**WORK REQUIRED:**
Transcribe the full listing below exactly.

**RECORDS FOR THE EXERCISE:**
+ + + + + + +
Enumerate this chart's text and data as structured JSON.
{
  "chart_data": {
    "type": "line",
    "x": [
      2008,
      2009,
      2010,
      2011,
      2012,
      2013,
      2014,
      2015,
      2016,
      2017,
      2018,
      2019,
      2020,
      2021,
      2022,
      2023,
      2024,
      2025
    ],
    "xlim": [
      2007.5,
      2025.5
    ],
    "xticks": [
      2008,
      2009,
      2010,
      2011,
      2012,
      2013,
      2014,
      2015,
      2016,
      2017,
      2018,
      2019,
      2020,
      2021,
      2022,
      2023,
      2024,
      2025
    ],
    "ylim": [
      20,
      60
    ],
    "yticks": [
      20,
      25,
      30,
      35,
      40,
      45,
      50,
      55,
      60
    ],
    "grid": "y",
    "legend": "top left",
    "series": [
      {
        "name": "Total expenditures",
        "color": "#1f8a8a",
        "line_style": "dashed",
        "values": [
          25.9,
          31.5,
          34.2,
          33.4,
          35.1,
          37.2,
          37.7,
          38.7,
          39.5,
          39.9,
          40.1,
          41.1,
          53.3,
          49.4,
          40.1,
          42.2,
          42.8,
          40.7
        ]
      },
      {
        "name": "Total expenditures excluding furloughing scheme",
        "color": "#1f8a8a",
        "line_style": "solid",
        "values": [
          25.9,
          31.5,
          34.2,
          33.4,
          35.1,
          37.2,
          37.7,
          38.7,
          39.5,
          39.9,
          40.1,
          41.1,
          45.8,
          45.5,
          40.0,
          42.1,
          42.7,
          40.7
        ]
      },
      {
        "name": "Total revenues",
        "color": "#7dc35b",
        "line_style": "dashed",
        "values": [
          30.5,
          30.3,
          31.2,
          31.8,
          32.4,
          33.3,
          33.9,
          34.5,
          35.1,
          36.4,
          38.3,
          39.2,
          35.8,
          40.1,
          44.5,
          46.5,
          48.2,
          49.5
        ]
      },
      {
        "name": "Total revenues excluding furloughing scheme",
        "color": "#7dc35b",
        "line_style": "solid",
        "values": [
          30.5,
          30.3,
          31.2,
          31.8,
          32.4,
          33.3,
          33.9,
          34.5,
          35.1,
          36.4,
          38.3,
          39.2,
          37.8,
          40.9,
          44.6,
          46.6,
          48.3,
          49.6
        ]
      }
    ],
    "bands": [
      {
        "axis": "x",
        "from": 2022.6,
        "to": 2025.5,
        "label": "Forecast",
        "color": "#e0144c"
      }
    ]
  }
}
+ + + + + + +
**ANSWER TO THE PROBLEM:**
Enumerate this chart's text and data as structured JSON.
{
  "chart_data": {
    "type": "line",
    "x": [
      2008,
      2009,
      2010,
      2011,
      2012,
      2013,
      2014,
      2015,
      2016,
      2017,
      2018,
      2019,
      2020,
      2021,
      2022,
      2023,
      2024,
      2025
    ],
    "xlim": [
      2007.5,
      2025.5
    ],
    "xticks": [
      2008,
      2009,
      2010,
      2011,
      2012,
      2013,
      2014,
      2015,
      2016,
      2017,
      2018,
      2019,
      2020,
      2021,
      2022,
      2023,
      2024,
      2025
    ],
    "ylim": [
      20,
      60
    ],
    "yticks": [
      20,
      25,
      30,
      35,
      40,
      45,
      50,
      55,
      60
    ],
    "grid": "y",
    "legend": "top left",
    "series": [
      {
        "name": "Total expenditures",
        "color": "#1f8a8a",
        "line_style": "dashed",
        "values": [
          25.9,
          31.5,
          34.2,
          33.4,
          35.1,
          37.2,
          37.7,
          38.7,
          39.5,
          39.9,
          40.1,
          41.1,
          53.3,
          49.4,
          40.1,
          42.2,
          42.8,
          40.7
        ]
      },
      {
        "name": "Total expenditures excluding furloughing scheme",
        "color": "#1f8a8a",
        "line_style": "solid",
        "values": [
          25.9,
          31.5,
          34.2,
          33.4,
          35.1,
          37.2,
          37.7,
          38.7,
          39.5,
          39.9,
          40.1,
          41.1,
          45.8,
          45.5,
          40.0,
          42.1,
          42.7,
          40.7
        ]
      },
      {
        "name": "Total revenues",
        "color": "#7dc35b",
        "line_style": "dashed",
        "values": [
          30.5,
          30.3,
          31.2,
          31.8,
          32.4,
          33.3,
          33.9,
          34.5,
          35.1,
          36.4,
          38.3,
          39.2,
          35.8,
          40.1,
          44.5,
          46.5,
          48.2,
          49.5
        ]
      },
      {
        "name": "Total revenues excluding furloughing scheme",
        "color": "#7dc35b",
        "line_style": "solid",
        "values": [
          30.5,
          30.3,
          31.2,
          31.8,
          32.4,
          33.3,
          33.9,
          34.5,
          35.1,
          36.4,
          38.3,
          39.2,
          37.8,
          40.9,
          44.6,
          46.6,
          48.3,
          49.6
        ]
      }
    ],
    "bands": [
      {
        "axis": "x",
        "from": 2022.6,
        "to": 2025.5,
        "label": "Forecast",
        "color": "#e0144c"
      }
    ]
  }
}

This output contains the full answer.